→ **SELECTED TEXT**:
○ ○ ○ ○ ○

The King's Speech, Wyndham's Theatre - review

A fresh chance for David Seidler's original to shine
The Kings Speech: Charles Edwards with Emma Fielding
Henry Hitchings3 December 2014

At the heart of this stage version of the Oscar-winning The King’s Speech is a superb performance by Charles Edwards, a fine actor who deserves to be better known.

Edwards is of course vying with Colin Firth, so good in Tom Hooper’s film. But before it reached the big screen, The King’s Speech was a play, and here David Seidler’s writing gets a fresh chance to shine. In its stage incarnation, The King's Speech is fundamentally an old-fashioned two-hander. The future King George VI (known to his family as Bertie) is striving to overcome his stammer. The specialist helping him, in engagingly unorthodox style, is Lionel Logue, an Australian who settled in London with the ambition of becoming a Shakespearean actor and gravitated into speech therapy. The play shows Bertie shrugging off his past: he had an unstable nanny, and was bullied into using his right hand rather than his left. His father George V (Joss Ackland) comes across as a tyrant, and no less intimidating is Bertie’s bullying brother, Edward VIII, who is thrilled yet also ruined by his passion for the American divorcee Wallis Simpson.

It is his brother's reckless relationship that forces Bertie into a position of responsibility. Facing this prospect, he has to seek help. Edwards perfectly conveys the agony of Bertie’s struggle to wrench words from within himself, as well as the restraint involved. And Jonathan Hyde is splendidly dry as Logue, a maverick who won’t let protocol stand in the way of an impressive result. There’s assured work around them, chiefly from Emma Fielding as Bertie’s pert wife Elizabeth. Some of the cameos, such as Michael Feast as the snooty archbishop of Canterbury, are rather broad. But there is no denying the laughs they get, and Adrian Noble’s sure-footed production combines well-judged humour with poignancy and a delight in patriotic ceremony. A strong sense of time and place derives from Anthony Ward’s ingenious design and Jon Driscoll’s projections. Less compelling is the use of echo in the most intimate scenes, which creates an air of portentousness. But even though I am not wholly convinced that a West End staging of The King’s Speech is something we urgently need, this is a slick, appealing package. The two key roles are inhabited fully - and at times thrillingly.

○ ○ ○ ○ ○

→ **DATASET EXTRACT**:
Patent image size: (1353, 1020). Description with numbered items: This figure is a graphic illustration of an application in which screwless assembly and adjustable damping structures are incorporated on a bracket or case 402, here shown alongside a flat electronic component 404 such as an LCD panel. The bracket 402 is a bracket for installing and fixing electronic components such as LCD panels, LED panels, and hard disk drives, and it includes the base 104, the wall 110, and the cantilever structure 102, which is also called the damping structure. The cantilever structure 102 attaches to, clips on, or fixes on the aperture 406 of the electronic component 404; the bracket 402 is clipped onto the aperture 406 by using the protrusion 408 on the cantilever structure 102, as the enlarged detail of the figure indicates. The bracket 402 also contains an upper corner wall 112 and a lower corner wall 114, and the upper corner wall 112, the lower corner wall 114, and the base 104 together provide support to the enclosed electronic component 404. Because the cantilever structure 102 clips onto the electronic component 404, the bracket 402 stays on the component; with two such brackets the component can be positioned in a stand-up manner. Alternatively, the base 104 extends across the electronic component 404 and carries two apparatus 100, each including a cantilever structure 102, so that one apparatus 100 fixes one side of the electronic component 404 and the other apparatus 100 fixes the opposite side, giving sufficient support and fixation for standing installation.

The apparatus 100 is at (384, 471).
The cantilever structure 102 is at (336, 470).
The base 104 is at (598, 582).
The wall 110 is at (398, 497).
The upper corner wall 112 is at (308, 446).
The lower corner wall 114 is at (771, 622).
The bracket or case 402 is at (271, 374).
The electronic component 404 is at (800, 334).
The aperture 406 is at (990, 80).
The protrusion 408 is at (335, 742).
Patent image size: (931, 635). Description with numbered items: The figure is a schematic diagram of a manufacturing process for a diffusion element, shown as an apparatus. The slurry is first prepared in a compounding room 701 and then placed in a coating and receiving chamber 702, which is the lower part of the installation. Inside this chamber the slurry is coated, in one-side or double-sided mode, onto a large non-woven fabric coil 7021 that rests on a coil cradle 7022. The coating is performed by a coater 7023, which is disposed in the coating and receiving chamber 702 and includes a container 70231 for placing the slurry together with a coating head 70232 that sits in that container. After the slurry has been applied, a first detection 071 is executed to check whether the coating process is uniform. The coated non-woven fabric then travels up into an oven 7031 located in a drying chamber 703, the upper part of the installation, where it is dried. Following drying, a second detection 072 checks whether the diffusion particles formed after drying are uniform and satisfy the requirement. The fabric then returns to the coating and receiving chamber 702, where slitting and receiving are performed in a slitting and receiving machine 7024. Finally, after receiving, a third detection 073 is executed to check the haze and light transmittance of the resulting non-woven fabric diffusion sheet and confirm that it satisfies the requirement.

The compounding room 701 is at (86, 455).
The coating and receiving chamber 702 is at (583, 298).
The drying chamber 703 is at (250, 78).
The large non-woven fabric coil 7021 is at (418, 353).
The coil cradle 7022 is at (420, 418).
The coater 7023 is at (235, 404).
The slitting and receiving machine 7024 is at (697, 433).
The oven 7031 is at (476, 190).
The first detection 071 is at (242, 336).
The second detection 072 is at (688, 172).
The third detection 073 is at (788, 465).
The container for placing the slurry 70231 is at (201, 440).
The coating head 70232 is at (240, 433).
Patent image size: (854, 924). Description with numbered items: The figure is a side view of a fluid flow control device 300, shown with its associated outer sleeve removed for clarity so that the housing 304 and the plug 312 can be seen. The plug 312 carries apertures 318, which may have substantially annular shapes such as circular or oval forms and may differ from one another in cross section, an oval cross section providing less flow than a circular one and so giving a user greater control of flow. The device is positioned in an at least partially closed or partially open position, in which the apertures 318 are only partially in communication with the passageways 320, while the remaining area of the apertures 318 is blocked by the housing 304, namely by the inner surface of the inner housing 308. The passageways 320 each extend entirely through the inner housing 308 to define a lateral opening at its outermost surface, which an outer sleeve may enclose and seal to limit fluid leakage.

○ ○ ○ ○ ○

→ **WHAT IS BEING ASKED**:
In the review of The King's Speech, which actor plays Bertie's wife Elizabeth? The listing is separate material with no connection to the review.

→ **RESPONSE TO THIS TASK**:
Emma Fielding